Start of PROVIDED INFORMATION

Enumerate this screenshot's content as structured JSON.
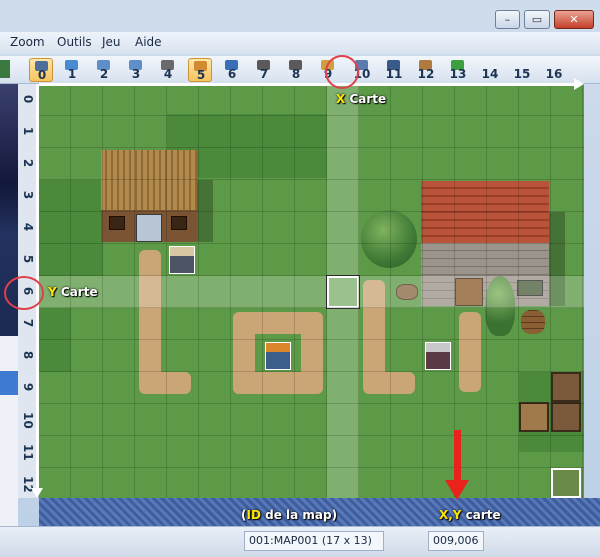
{
  "window": {
    "minimize_icon": "minimize-icon",
    "maximize_icon": "maximize-icon",
    "close_icon": "close-icon"
  },
  "menu": [
    "Zoom",
    "Outils",
    "Jeu",
    "Aide"
  ],
  "toolbar": {
    "tools": [
      {
        "num": "0",
        "icon": "layer-icon",
        "color": "#4f6f9a",
        "active": true
      },
      {
        "num": "1",
        "icon": "pencil-icon",
        "color": "#4a8ad0"
      },
      {
        "num": "2",
        "icon": "rectangle-icon",
        "color": "#5f8fc8"
      },
      {
        "num": "3",
        "icon": "ellipse-icon",
        "color": "#5f8fc8"
      },
      {
        "num": "4",
        "icon": "fill-icon",
        "color": "#6a6a6a"
      },
      {
        "num": "5",
        "icon": "shadow-pen-icon",
        "color": "#d08a30",
        "active": true
      },
      {
        "num": "6",
        "icon": "event-icon",
        "color": "#3a6fb8"
      },
      {
        "num": "7",
        "icon": "zoom-in-icon",
        "color": "#5a5a5a"
      },
      {
        "num": "8",
        "icon": "zoom-out-icon",
        "color": "#5a5a5a"
      },
      {
        "num": "9",
        "icon": "zoom-fit-icon",
        "color": "#d0a040"
      },
      {
        "num": "10",
        "icon": "map-icon",
        "color": "#5a7ab0"
      },
      {
        "num": "11",
        "icon": "database-icon",
        "color": "#3a5a8a"
      },
      {
        "num": "12",
        "icon": "resource-icon",
        "color": "#b07a40"
      },
      {
        "num": "13",
        "icon": "play-icon",
        "color": "#3aa040"
      },
      {
        "num": "14",
        "icon": "",
        "color": ""
      },
      {
        "num": "15",
        "icon": "",
        "color": ""
      },
      {
        "num": "16",
        "icon": "",
        "color": ""
      }
    ]
  },
  "ruler": {
    "rows": [
      "0",
      "1",
      "2",
      "3",
      "4",
      "5",
      "6",
      "7",
      "8",
      "9",
      "10",
      "11",
      "12"
    ]
  },
  "annotations": {
    "x_label": "Carte",
    "x_prefix": "X",
    "y_label": "Carte",
    "y_prefix": "Y",
    "id_label_open": "(",
    "id_label_bold": "ID",
    "id_label_rest": " de la map)",
    "xy_label_bold": "X,Y",
    "xy_label_rest": " carte",
    "highlight_color": "#e0404a"
  },
  "statusbar": {
    "map_info": "001:MAP001 (17 x 13)",
    "coords": "009,006"
  }
}
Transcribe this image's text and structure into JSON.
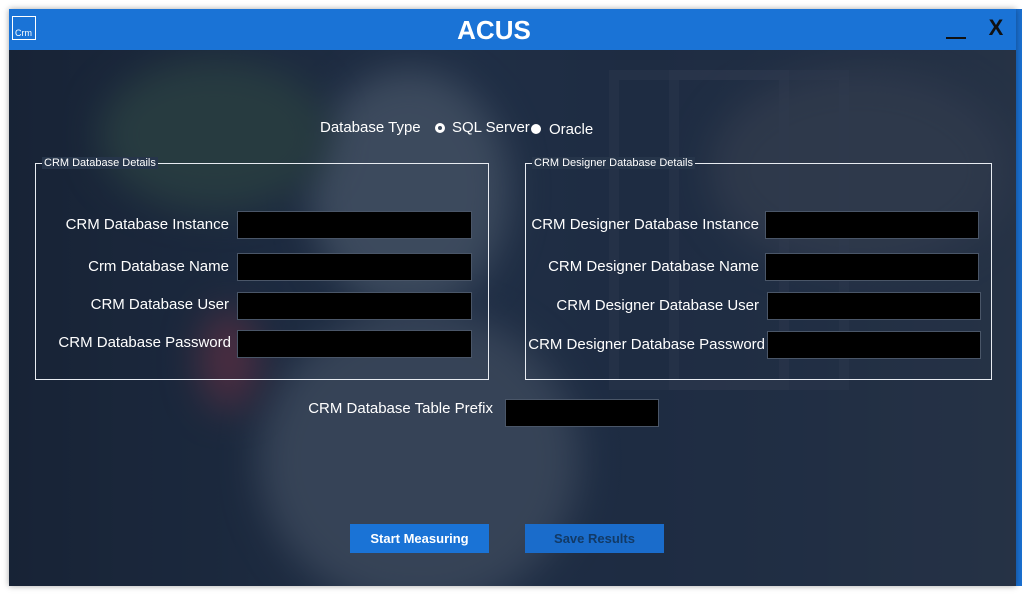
{
  "window": {
    "logo_text": "Crm",
    "title": "ACUS",
    "minimize_label": "__",
    "close_label": "X"
  },
  "database_type": {
    "label": "Database Type",
    "options": [
      {
        "label": "SQL Server",
        "selected": true
      },
      {
        "label": "Oracle",
        "selected": false
      }
    ]
  },
  "crm_group": {
    "legend": "CRM Database Details",
    "fields": [
      {
        "label": "CRM Database Instance",
        "value": ""
      },
      {
        "label": "Crm Database Name",
        "value": ""
      },
      {
        "label": "CRM Database User",
        "value": ""
      },
      {
        "label": "CRM Database Password",
        "value": ""
      }
    ]
  },
  "designer_group": {
    "legend": "CRM Designer Database Details",
    "fields": [
      {
        "label": "CRM Designer Database Instance",
        "value": ""
      },
      {
        "label": "CRM Designer Database Name",
        "value": ""
      },
      {
        "label": "CRM Designer Database User",
        "value": ""
      },
      {
        "label": "CRM Designer Database Password",
        "value": ""
      }
    ]
  },
  "prefix": {
    "label": "CRM Database Table Prefix",
    "value": ""
  },
  "actions": {
    "start_label": "Start Measuring",
    "save_label": "Save Results"
  },
  "colors": {
    "titlebar": "#1a73d6",
    "background_tint": "#1c2a3d",
    "field_bg": "#000000"
  }
}
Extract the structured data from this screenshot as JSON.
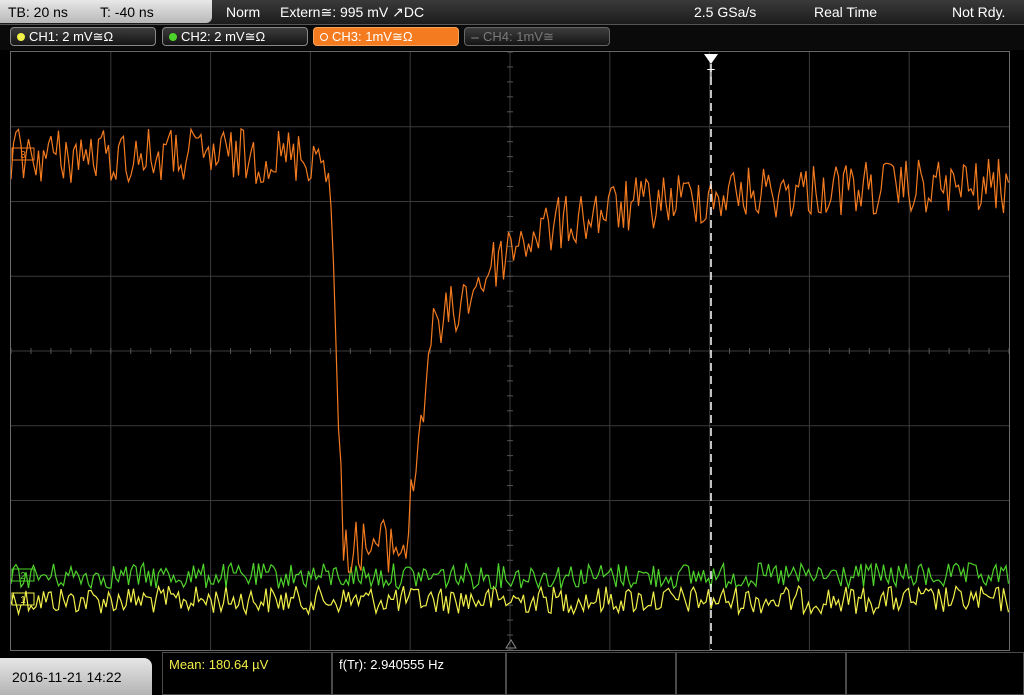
{
  "topbar": {
    "timebase": "TB: 20 ns",
    "trigger_time": "T: -40 ns",
    "mode": "Norm",
    "trigger": "Extern≅: 995 mV ↗DC",
    "sample_rate": "2.5 GSa/s",
    "acq_mode": "Real Time",
    "status": "Not Rdy."
  },
  "channels": [
    {
      "label": "CH1: 2 mV≅Ω",
      "color": "#f2f04a"
    },
    {
      "label": "CH2: 2 mV≅Ω",
      "color": "#4ed32c"
    },
    {
      "label": "CH3: 1mV≅Ω",
      "color": "#f47b20"
    },
    {
      "label": "CH4: 1mV≅",
      "color": "#6a6a6a"
    }
  ],
  "screen": {
    "trigger_marker": "T",
    "ch3_ref": "3",
    "ch2_ref": "2",
    "ch1_ref": "1"
  },
  "colors": {
    "ch1": "#f2f04a",
    "ch2": "#4ed32c",
    "ch3": "#f47b20",
    "grid": "#3a3a3a",
    "trigger_line": "#ffffff"
  },
  "bottom": {
    "datetime": "2016-11-21 14:22",
    "mean": "Mean: 180.64 µV",
    "freq": "f(Tr): 2.940555 Hz",
    "mean_color": "#f2f04a"
  }
}
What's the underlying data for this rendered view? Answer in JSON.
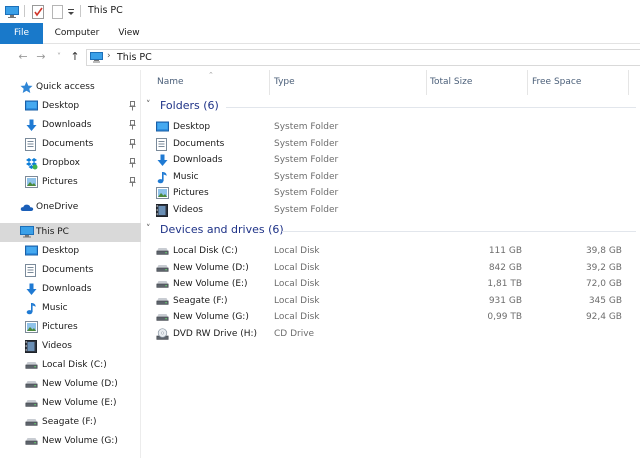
{
  "window": {
    "title": "This PC"
  },
  "ribbon": {
    "tabs": [
      "File",
      "Computer",
      "View"
    ]
  },
  "address": {
    "path": "This PC"
  },
  "nav": {
    "quick_access": "Quick access",
    "quick_items": [
      {
        "label": "Desktop",
        "icon": "desktop-icon"
      },
      {
        "label": "Downloads",
        "icon": "download-icon"
      },
      {
        "label": "Documents",
        "icon": "documents-icon"
      },
      {
        "label": "Dropbox",
        "icon": "dropbox-icon"
      },
      {
        "label": "Pictures",
        "icon": "pictures-icon"
      }
    ],
    "onedrive": "OneDrive",
    "this_pc": "This PC",
    "pc_items": [
      {
        "label": "Desktop",
        "icon": "desktop-icon"
      },
      {
        "label": "Documents",
        "icon": "documents-icon"
      },
      {
        "label": "Downloads",
        "icon": "download-icon"
      },
      {
        "label": "Music",
        "icon": "music-icon"
      },
      {
        "label": "Pictures",
        "icon": "pictures-icon"
      },
      {
        "label": "Videos",
        "icon": "videos-icon"
      },
      {
        "label": "Local Disk (C:)",
        "icon": "drive-icon"
      },
      {
        "label": "New Volume (D:)",
        "icon": "drive-icon"
      },
      {
        "label": "New Volume (E:)",
        "icon": "drive-icon"
      },
      {
        "label": "Seagate (F:)",
        "icon": "drive-icon"
      },
      {
        "label": "New Volume (G:)",
        "icon": "drive-icon"
      }
    ]
  },
  "columns": {
    "name": "Name",
    "type": "Type",
    "total": "Total Size",
    "free": "Free Space"
  },
  "folders": {
    "title": "Folders (6)",
    "items": [
      {
        "name": "Desktop",
        "type": "System Folder",
        "icon": "desktop-icon"
      },
      {
        "name": "Documents",
        "type": "System Folder",
        "icon": "documents-icon"
      },
      {
        "name": "Downloads",
        "type": "System Folder",
        "icon": "download-icon"
      },
      {
        "name": "Music",
        "type": "System Folder",
        "icon": "music-icon"
      },
      {
        "name": "Pictures",
        "type": "System Folder",
        "icon": "pictures-icon"
      },
      {
        "name": "Videos",
        "type": "System Folder",
        "icon": "videos-icon"
      }
    ]
  },
  "drives": {
    "title": "Devices and drives (6)",
    "items": [
      {
        "name": "Local Disk (C:)",
        "type": "Local Disk",
        "total": "111 GB",
        "free": "39,8 GB",
        "icon": "drive-icon"
      },
      {
        "name": "New Volume (D:)",
        "type": "Local Disk",
        "total": "842 GB",
        "free": "39,2 GB",
        "icon": "drive-icon"
      },
      {
        "name": "New Volume (E:)",
        "type": "Local Disk",
        "total": "1,81 TB",
        "free": "72,0 GB",
        "icon": "drive-icon"
      },
      {
        "name": "Seagate (F:)",
        "type": "Local Disk",
        "total": "931 GB",
        "free": "345 GB",
        "icon": "drive-icon"
      },
      {
        "name": "New Volume (G:)",
        "type": "Local Disk",
        "total": "0,99 TB",
        "free": "92,4 GB",
        "icon": "drive-icon"
      },
      {
        "name": "DVD RW Drive (H:)",
        "type": "CD Drive",
        "total": "",
        "free": "",
        "icon": "dvd-drive-icon"
      }
    ]
  }
}
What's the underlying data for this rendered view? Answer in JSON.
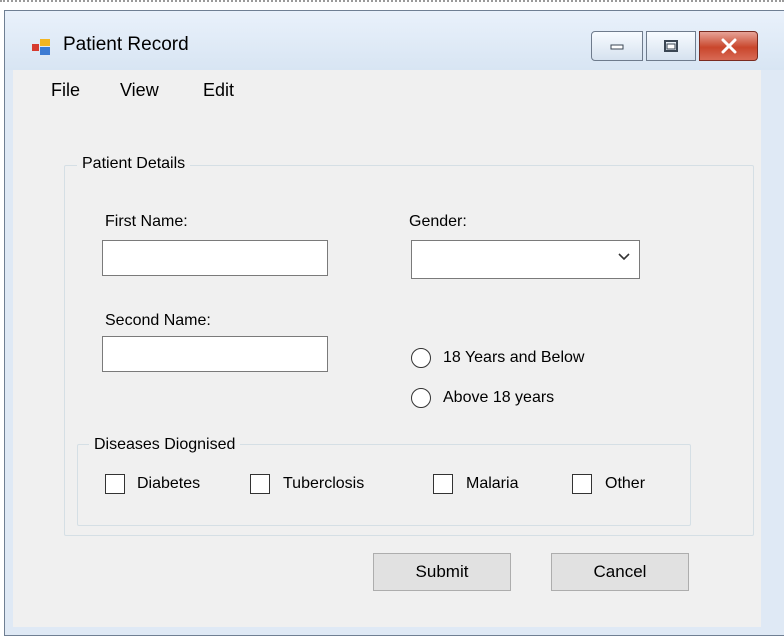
{
  "window": {
    "title": "Patient Record"
  },
  "menu": {
    "items": [
      "File",
      "View",
      "Edit"
    ]
  },
  "patient_details": {
    "group_label": "Patient Details",
    "first_name": {
      "label": "First Name:",
      "value": ""
    },
    "second_name": {
      "label": "Second Name:",
      "value": ""
    },
    "gender": {
      "label": "Gender:",
      "selected": ""
    },
    "age_options": [
      {
        "label": "18 Years and Below",
        "checked": false
      },
      {
        "label": "Above 18 years",
        "checked": false
      }
    ]
  },
  "diseases": {
    "group_label": "Diseases Diognised",
    "options": [
      {
        "label": "Diabetes",
        "checked": false
      },
      {
        "label": "Tuberclosis",
        "checked": false
      },
      {
        "label": "Malaria",
        "checked": false
      },
      {
        "label": "Other",
        "checked": false
      }
    ]
  },
  "actions": {
    "submit": "Submit",
    "cancel": "Cancel"
  },
  "icons": {
    "app": "app-window-icon",
    "minimize": "minimize-icon",
    "maximize": "maximize-icon",
    "close": "close-icon",
    "dropdown": "chevron-down-icon"
  },
  "colors": {
    "close_button": "#c9462c",
    "title_bar": "#dfe9f5",
    "client": "#f0f0f0"
  }
}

End of PROVIDED INFORMATION

SHORT TASK: From the listing above, copy every line that holds the string "total".

ANSWER IN FULL:
    "total": "Total Size",
        "total": "111 GB",
        "total": "842 GB",
        "total": "1,81 TB",
        "total": "931 GB",
        "total": "0,99 TB",
        "total": "",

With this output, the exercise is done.